# Set exercise
Your task is to copy the listing exactly. Drop any pictures from the copy.
** Start of Records supplied **
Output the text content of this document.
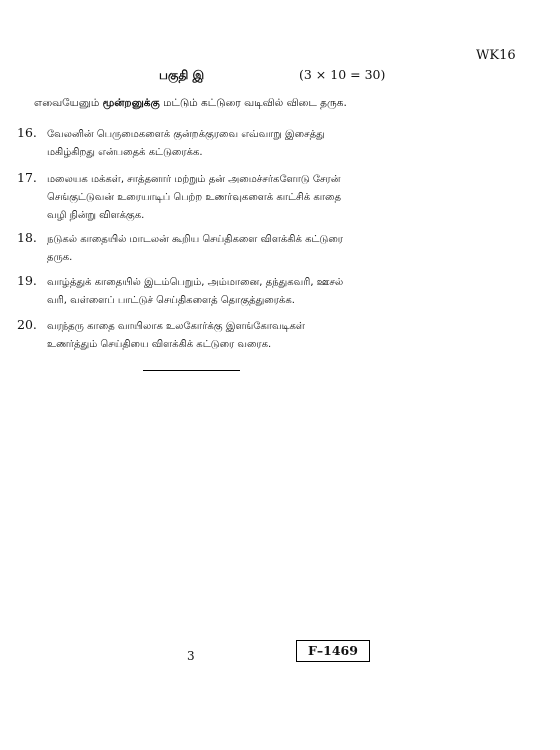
WK16
பகுதி இ	(3 × 10 = 30)
எவையேனும் மூன்றனுக்கு மட்டும் கட்டுரை வடிவில் விடை தருக.
16.	வேலனின் பெருமைகளைக் குன்றக்குரவை எவ்வாறு இசைத்து
மகிழ்கிறது என்பதைக் கட்டுரைக்க.
17.	மலையக மக்கள், சாத்தனார் மற்றும் தன் அமைச்சர்களோடு சேரன்
செங்குட்டுவன் உரையாடிப் பெற்ற உணர்வுகளைக் காட்சிக் காதை
வழி நின்று விளக்குக.
18.	நடுகல் காதையில் மாடலன் கூறிய செய்திகளை விளக்கிக் கட்டுரை
தருக.
19.	வாழ்த்துக் காதையில் இடம்பெறும், அம்மானை, தந்துகவரி, ஊசல்
வரி, வள்ளைப் பாட்டுச் செய்திகளைத் தொகுத்துரைக்க.
20.	வரந்தரு காதை வாயிலாக உலகோர்க்கு இளங்கோவடிகள்
உணர்த்தும் செய்தியை விளக்கிக் கட்டுரை வரைக.
3	F–1469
** End of Records supplied **
# Task answer
Output the text content of this document.
WK16
பகுதி இ	(3 × 10 = 30)
எவையேனும் மூன்றனுக்கு மட்டும் கட்டுரை வடிவில் விடை தருக.
16.	வேலனின் பெருமைகளைக் குன்றக்குரவை எவ்வாறு இசைத்து
மகிழ்கிறது என்பதைக் கட்டுரைக்க.
17.	மலையக மக்கள், சாத்தனார் மற்றும் தன் அமைச்சர்களோடு சேரன்
செங்குட்டுவன் உரையாடிப் பெற்ற உணர்வுகளைக் காட்சிக் காதை
வழி நின்று விளக்குக.
18.	நடுகல் காதையில் மாடலன் கூறிய செய்திகளை விளக்கிக் கட்டுரை
தருக.
19.	வாழ்த்துக் காதையில் இடம்பெறும், அம்மானை, தந்துகவரி, ஊசல்
வரி, வள்ளைப் பாட்டுச் செய்திகளைத் தொகுத்துரைக்க.
20.	வரந்தரு காதை வாயிலாக உலகோர்க்கு இளங்கோவடிகள்
உணர்த்தும் செய்தியை விளக்கிக் கட்டுரை வரைக.
3	F–1469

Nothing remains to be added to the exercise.